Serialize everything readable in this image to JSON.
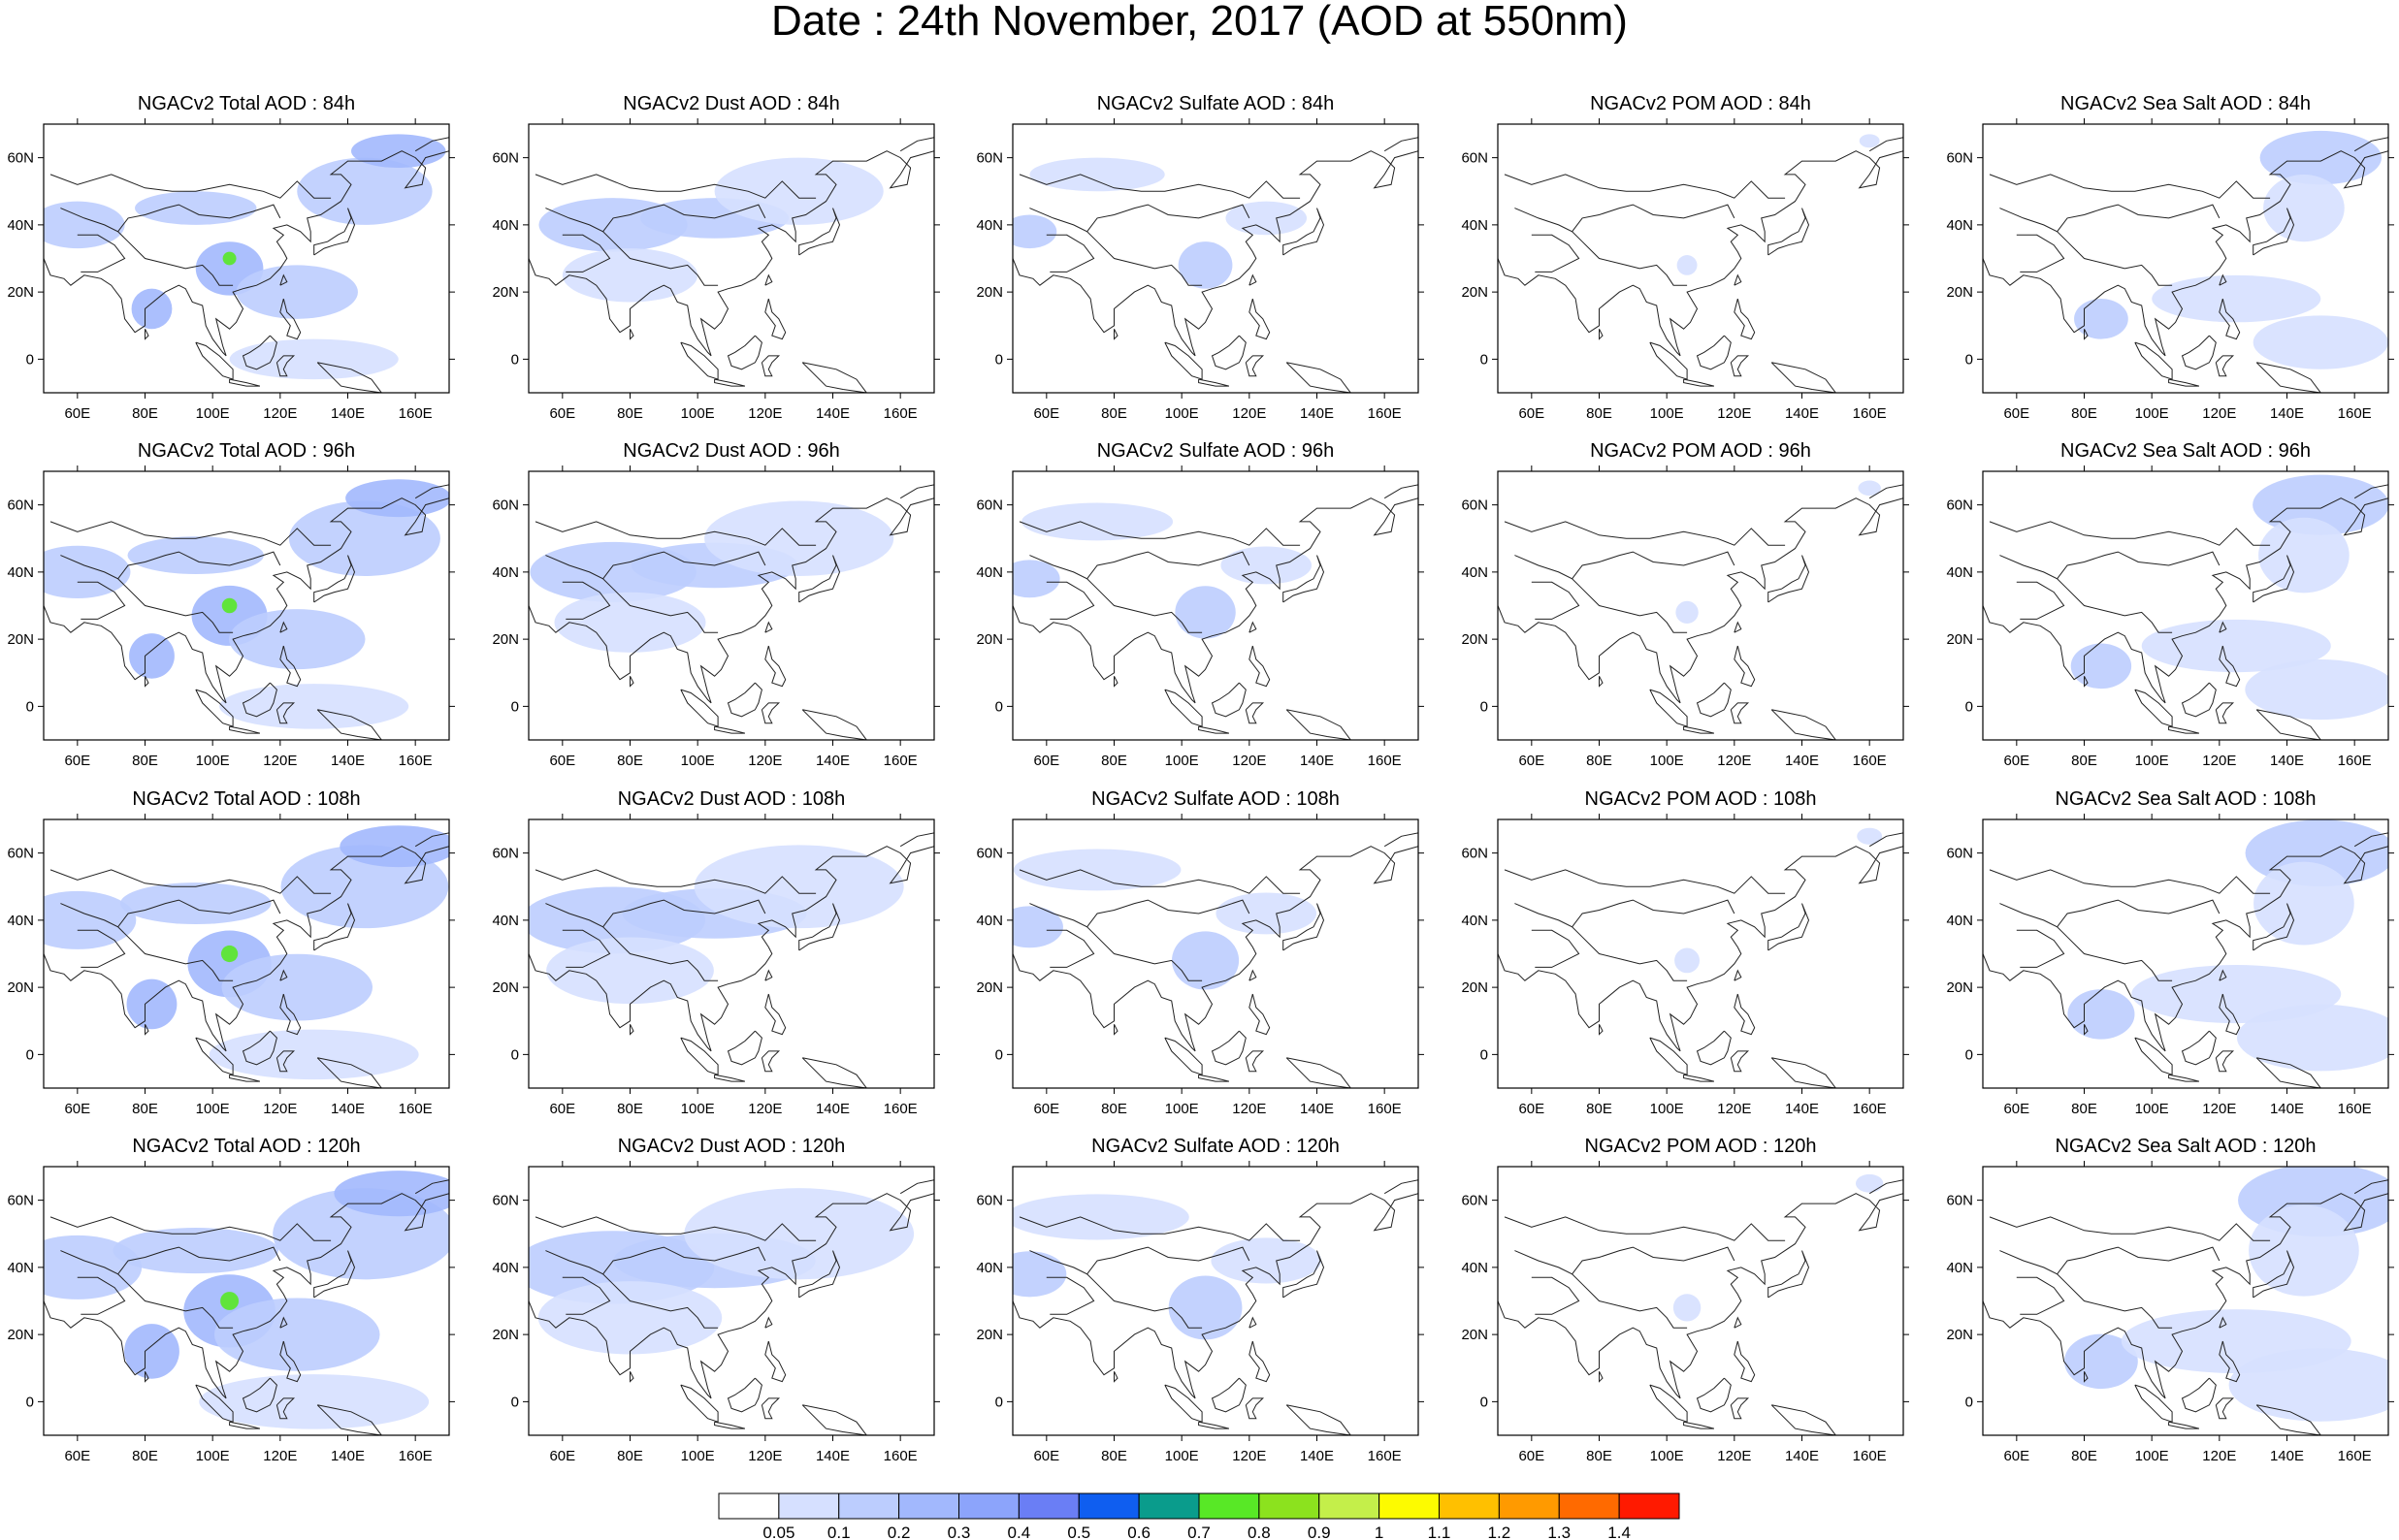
{
  "title": "Date : 24th November, 2017 (AOD at 550nm)",
  "forecast_hours": [
    "84h",
    "96h",
    "108h",
    "120h"
  ],
  "panels": [
    [
      "NGACv2 Total AOD : 84h",
      "NGACv2 Dust AOD : 84h",
      "NGACv2 Sulfate AOD : 84h",
      "NGACv2 POM AOD : 84h",
      "NGACv2 Sea Salt AOD : 84h"
    ],
    [
      "NGACv2 Total AOD : 96h",
      "NGACv2 Dust AOD : 96h",
      "NGACv2 Sulfate AOD : 96h",
      "NGACv2 POM AOD : 96h",
      "NGACv2 Sea Salt AOD : 96h"
    ],
    [
      "NGACv2 Total AOD : 108h",
      "NGACv2 Dust AOD : 108h",
      "NGACv2 Sulfate AOD : 108h",
      "NGACv2 POM AOD : 108h",
      "NGACv2 Sea Salt AOD : 108h"
    ],
    [
      "NGACv2 Total AOD : 120h",
      "NGACv2 Dust AOD : 120h",
      "NGACv2 Sulfate AOD : 120h",
      "NGACv2 POM AOD : 120h",
      "NGACv2 Sea Salt  AOD : 120h"
    ]
  ],
  "map_extent": {
    "lon_min": 50,
    "lon_max": 170,
    "lat_min": -10,
    "lat_max": 70
  },
  "lon_ticks": [
    "60E",
    "80E",
    "100E",
    "120E",
    "140E",
    "160E"
  ],
  "lon_tick_values": [
    60,
    80,
    100,
    120,
    140,
    160
  ],
  "lat_ticks": [
    "60N",
    "40N",
    "20N",
    "0"
  ],
  "lat_tick_values": [
    60,
    40,
    20,
    0
  ],
  "colorbar": {
    "labels": [
      "0.05",
      "0.1",
      "0.2",
      "0.3",
      "0.4",
      "0.5",
      "0.6",
      "0.7",
      "0.8",
      "0.9",
      "1",
      "1.1",
      "1.2",
      "1.3",
      "1.4"
    ],
    "colors": [
      "#ffffff",
      "#d6e0ff",
      "#bccdfe",
      "#a2b8fd",
      "#8ca4fb",
      "#6a7ef5",
      "#0f5ef0",
      "#0a9c8c",
      "#58e826",
      "#8ce21e",
      "#c4ef4a",
      "#fdfb00",
      "#ffc000",
      "#ff9a00",
      "#ff6a00",
      "#ff1a00"
    ]
  },
  "fields": {
    "Total": [
      {
        "lon": 60,
        "lat": 40,
        "rx": 14,
        "ry": 7,
        "level": 2
      },
      {
        "lon": 95,
        "lat": 45,
        "rx": 18,
        "ry": 5,
        "level": 2
      },
      {
        "lon": 145,
        "lat": 50,
        "rx": 20,
        "ry": 10,
        "level": 2
      },
      {
        "lon": 155,
        "lat": 62,
        "rx": 14,
        "ry": 5,
        "level": 3
      },
      {
        "lon": 105,
        "lat": 27,
        "rx": 10,
        "ry": 8,
        "level": 3
      },
      {
        "lon": 82,
        "lat": 15,
        "rx": 6,
        "ry": 6,
        "level": 3
      },
      {
        "lon": 125,
        "lat": 20,
        "rx": 18,
        "ry": 8,
        "level": 2
      },
      {
        "lon": 130,
        "lat": 0,
        "rx": 25,
        "ry": 6,
        "level": 1
      },
      {
        "lon": 105,
        "lat": 30,
        "rx": 2,
        "ry": 2,
        "level": 8
      }
    ],
    "Dust": [
      {
        "lon": 75,
        "lat": 40,
        "rx": 22,
        "ry": 8,
        "level": 2
      },
      {
        "lon": 105,
        "lat": 42,
        "rx": 22,
        "ry": 6,
        "level": 2
      },
      {
        "lon": 130,
        "lat": 50,
        "rx": 25,
        "ry": 10,
        "level": 1
      },
      {
        "lon": 80,
        "lat": 25,
        "rx": 20,
        "ry": 8,
        "level": 1
      }
    ],
    "Sulfate": [
      {
        "lon": 75,
        "lat": 55,
        "rx": 20,
        "ry": 5,
        "level": 1
      },
      {
        "lon": 55,
        "lat": 38,
        "rx": 8,
        "ry": 5,
        "level": 2
      },
      {
        "lon": 107,
        "lat": 28,
        "rx": 8,
        "ry": 7,
        "level": 2
      },
      {
        "lon": 125,
        "lat": 42,
        "rx": 12,
        "ry": 5,
        "level": 1
      }
    ],
    "POM": [
      {
        "lon": 106,
        "lat": 28,
        "rx": 3,
        "ry": 3,
        "level": 1
      },
      {
        "lon": 160,
        "lat": 65,
        "rx": 3,
        "ry": 2,
        "level": 1
      }
    ],
    "Sea Salt": [
      {
        "lon": 150,
        "lat": 60,
        "rx": 18,
        "ry": 8,
        "level": 2
      },
      {
        "lon": 145,
        "lat": 45,
        "rx": 12,
        "ry": 10,
        "level": 1
      },
      {
        "lon": 85,
        "lat": 12,
        "rx": 8,
        "ry": 6,
        "level": 2
      },
      {
        "lon": 125,
        "lat": 18,
        "rx": 25,
        "ry": 7,
        "level": 1
      },
      {
        "lon": 150,
        "lat": 5,
        "rx": 20,
        "ry": 8,
        "level": 1
      }
    ]
  }
}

....

--- Problem to work on ---
Omit the pictures and restate the rest of the records verbatim.

--- Written solution ---
Serialize everything readable in this image to JSON.
{
  "title": "Date : 24th November, 2017 (AOD at 550nm)",
  "forecast_hours": [
    "84h",
    "96h",
    "108h",
    "120h"
  ],
  "panels": [
    [
      "NGACv2 Total AOD : 84h",
      "NGACv2 Dust AOD : 84h",
      "NGACv2 Sulfate AOD : 84h",
      "NGACv2 POM AOD : 84h",
      "NGACv2 Sea Salt AOD : 84h"
    ],
    [
      "NGACv2 Total AOD : 96h",
      "NGACv2 Dust AOD : 96h",
      "NGACv2 Sulfate AOD : 96h",
      "NGACv2 POM AOD : 96h",
      "NGACv2 Sea Salt AOD : 96h"
    ],
    [
      "NGACv2 Total AOD : 108h",
      "NGACv2 Dust AOD : 108h",
      "NGACv2 Sulfate AOD : 108h",
      "NGACv2 POM AOD : 108h",
      "NGACv2 Sea Salt AOD : 108h"
    ],
    [
      "NGACv2 Total AOD : 120h",
      "NGACv2 Dust AOD : 120h",
      "NGACv2 Sulfate AOD : 120h",
      "NGACv2 POM AOD : 120h",
      "NGACv2 Sea Salt  AOD : 120h"
    ]
  ],
  "map_extent": {
    "lon_min": 50,
    "lon_max": 170,
    "lat_min": -10,
    "lat_max": 70
  },
  "lon_ticks": [
    "60E",
    "80E",
    "100E",
    "120E",
    "140E",
    "160E"
  ],
  "lon_tick_values": [
    60,
    80,
    100,
    120,
    140,
    160
  ],
  "lat_ticks": [
    "60N",
    "40N",
    "20N",
    "0"
  ],
  "lat_tick_values": [
    60,
    40,
    20,
    0
  ],
  "colorbar": {
    "labels": [
      "0.05",
      "0.1",
      "0.2",
      "0.3",
      "0.4",
      "0.5",
      "0.6",
      "0.7",
      "0.8",
      "0.9",
      "1",
      "1.1",
      "1.2",
      "1.3",
      "1.4"
    ],
    "colors": [
      "#ffffff",
      "#d6e0ff",
      "#bccdfe",
      "#a2b8fd",
      "#8ca4fb",
      "#6a7ef5",
      "#0f5ef0",
      "#0a9c8c",
      "#58e826",
      "#8ce21e",
      "#c4ef4a",
      "#fdfb00",
      "#ffc000",
      "#ff9a00",
      "#ff6a00",
      "#ff1a00"
    ]
  },
  "fields": {
    "Total": [
      {
        "lon": 60,
        "lat": 40,
        "rx": 14,
        "ry": 7,
        "level": 2
      },
      {
        "lon": 95,
        "lat": 45,
        "rx": 18,
        "ry": 5,
        "level": 2
      },
      {
        "lon": 145,
        "lat": 50,
        "rx": 20,
        "ry": 10,
        "level": 2
      },
      {
        "lon": 155,
        "lat": 62,
        "rx": 14,
        "ry": 5,
        "level": 3
      },
      {
        "lon": 105,
        "lat": 27,
        "rx": 10,
        "ry": 8,
        "level": 3
      },
      {
        "lon": 82,
        "lat": 15,
        "rx": 6,
        "ry": 6,
        "level": 3
      },
      {
        "lon": 125,
        "lat": 20,
        "rx": 18,
        "ry": 8,
        "level": 2
      },
      {
        "lon": 130,
        "lat": 0,
        "rx": 25,
        "ry": 6,
        "level": 1
      },
      {
        "lon": 105,
        "lat": 30,
        "rx": 2,
        "ry": 2,
        "level": 8
      }
    ],
    "Dust": [
      {
        "lon": 75,
        "lat": 40,
        "rx": 22,
        "ry": 8,
        "level": 2
      },
      {
        "lon": 105,
        "lat": 42,
        "rx": 22,
        "ry": 6,
        "level": 2
      },
      {
        "lon": 130,
        "lat": 50,
        "rx": 25,
        "ry": 10,
        "level": 1
      },
      {
        "lon": 80,
        "lat": 25,
        "rx": 20,
        "ry": 8,
        "level": 1
      }
    ],
    "Sulfate": [
      {
        "lon": 75,
        "lat": 55,
        "rx": 20,
        "ry": 5,
        "level": 1
      },
      {
        "lon": 55,
        "lat": 38,
        "rx": 8,
        "ry": 5,
        "level": 2
      },
      {
        "lon": 107,
        "lat": 28,
        "rx": 8,
        "ry": 7,
        "level": 2
      },
      {
        "lon": 125,
        "lat": 42,
        "rx": 12,
        "ry": 5,
        "level": 1
      }
    ],
    "POM": [
      {
        "lon": 106,
        "lat": 28,
        "rx": 3,
        "ry": 3,
        "level": 1
      },
      {
        "lon": 160,
        "lat": 65,
        "rx": 3,
        "ry": 2,
        "level": 1
      }
    ],
    "Sea Salt": [
      {
        "lon": 150,
        "lat": 60,
        "rx": 18,
        "ry": 8,
        "level": 2
      },
      {
        "lon": 145,
        "lat": 45,
        "rx": 12,
        "ry": 10,
        "level": 1
      },
      {
        "lon": 85,
        "lat": 12,
        "rx": 8,
        "ry": 6,
        "level": 2
      },
      {
        "lon": 125,
        "lat": 18,
        "rx": 25,
        "ry": 7,
        "level": 1
      },
      {
        "lon": 150,
        "lat": 5,
        "rx": 20,
        "ry": 8,
        "level": 1
      }
    ]
  }
}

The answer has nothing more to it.